* [Given task] Copy every line of the data exactly, leaving nothing out.

* BEGIN Records shown *

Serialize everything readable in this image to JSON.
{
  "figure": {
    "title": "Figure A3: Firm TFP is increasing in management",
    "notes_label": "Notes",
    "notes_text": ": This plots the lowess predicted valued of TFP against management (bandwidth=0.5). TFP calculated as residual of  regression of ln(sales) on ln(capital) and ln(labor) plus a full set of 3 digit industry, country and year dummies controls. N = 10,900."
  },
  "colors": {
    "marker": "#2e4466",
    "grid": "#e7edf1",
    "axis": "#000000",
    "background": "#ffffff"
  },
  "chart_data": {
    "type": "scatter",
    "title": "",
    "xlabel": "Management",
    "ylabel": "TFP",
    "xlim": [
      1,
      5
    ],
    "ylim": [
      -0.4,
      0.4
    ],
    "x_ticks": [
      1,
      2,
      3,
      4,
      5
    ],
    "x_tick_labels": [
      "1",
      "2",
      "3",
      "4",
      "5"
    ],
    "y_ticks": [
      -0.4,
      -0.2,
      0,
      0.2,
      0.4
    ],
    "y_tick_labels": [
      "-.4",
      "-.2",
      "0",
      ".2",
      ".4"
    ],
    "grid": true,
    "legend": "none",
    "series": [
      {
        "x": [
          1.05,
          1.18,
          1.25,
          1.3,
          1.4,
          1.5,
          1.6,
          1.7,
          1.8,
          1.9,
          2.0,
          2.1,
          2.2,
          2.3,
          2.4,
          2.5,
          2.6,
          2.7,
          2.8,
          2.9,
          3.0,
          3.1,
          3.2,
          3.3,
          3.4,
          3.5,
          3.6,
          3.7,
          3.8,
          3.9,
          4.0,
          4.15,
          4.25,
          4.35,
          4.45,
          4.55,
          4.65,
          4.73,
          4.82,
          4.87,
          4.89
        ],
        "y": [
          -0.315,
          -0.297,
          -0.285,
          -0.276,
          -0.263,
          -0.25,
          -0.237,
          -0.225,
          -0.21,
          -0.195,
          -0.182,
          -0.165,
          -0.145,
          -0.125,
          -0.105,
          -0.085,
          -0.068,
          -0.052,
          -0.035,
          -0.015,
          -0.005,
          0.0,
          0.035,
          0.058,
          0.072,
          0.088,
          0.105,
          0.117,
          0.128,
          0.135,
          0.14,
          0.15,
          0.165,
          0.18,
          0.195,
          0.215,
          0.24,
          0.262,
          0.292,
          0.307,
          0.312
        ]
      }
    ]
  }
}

* END Records shown *

* [Reply]
Serialize everything readable in this image to JSON.
{
  "figure": {
    "title": "Figure A3: Firm TFP is increasing in management",
    "notes_label": "Notes",
    "notes_text": ": This plots the lowess predicted valued of TFP against management (bandwidth=0.5). TFP calculated as residual of  regression of ln(sales) on ln(capital) and ln(labor) plus a full set of 3 digit industry, country and year dummies controls. N = 10,900."
  },
  "colors": {
    "marker": "#2e4466",
    "grid": "#e7edf1",
    "axis": "#000000",
    "background": "#ffffff"
  },
  "chart_data": {
    "type": "scatter",
    "title": "",
    "xlabel": "Management",
    "ylabel": "TFP",
    "xlim": [
      1,
      5
    ],
    "ylim": [
      -0.4,
      0.4
    ],
    "x_ticks": [
      1,
      2,
      3,
      4,
      5
    ],
    "x_tick_labels": [
      "1",
      "2",
      "3",
      "4",
      "5"
    ],
    "y_ticks": [
      -0.4,
      -0.2,
      0,
      0.2,
      0.4
    ],
    "y_tick_labels": [
      "-.4",
      "-.2",
      "0",
      ".2",
      ".4"
    ],
    "grid": true,
    "legend": "none",
    "series": [
      {
        "x": [
          1.05,
          1.18,
          1.25,
          1.3,
          1.4,
          1.5,
          1.6,
          1.7,
          1.8,
          1.9,
          2.0,
          2.1,
          2.2,
          2.3,
          2.4,
          2.5,
          2.6,
          2.7,
          2.8,
          2.9,
          3.0,
          3.1,
          3.2,
          3.3,
          3.4,
          3.5,
          3.6,
          3.7,
          3.8,
          3.9,
          4.0,
          4.15,
          4.25,
          4.35,
          4.45,
          4.55,
          4.65,
          4.73,
          4.82,
          4.87,
          4.89
        ],
        "y": [
          -0.315,
          -0.297,
          -0.285,
          -0.276,
          -0.263,
          -0.25,
          -0.237,
          -0.225,
          -0.21,
          -0.195,
          -0.182,
          -0.165,
          -0.145,
          -0.125,
          -0.105,
          -0.085,
          -0.068,
          -0.052,
          -0.035,
          -0.015,
          -0.005,
          0.0,
          0.035,
          0.058,
          0.072,
          0.088,
          0.105,
          0.117,
          0.128,
          0.135,
          0.14,
          0.15,
          0.165,
          0.18,
          0.195,
          0.215,
          0.24,
          0.262,
          0.292,
          0.307,
          0.312
        ]
      }
    ]
  }
}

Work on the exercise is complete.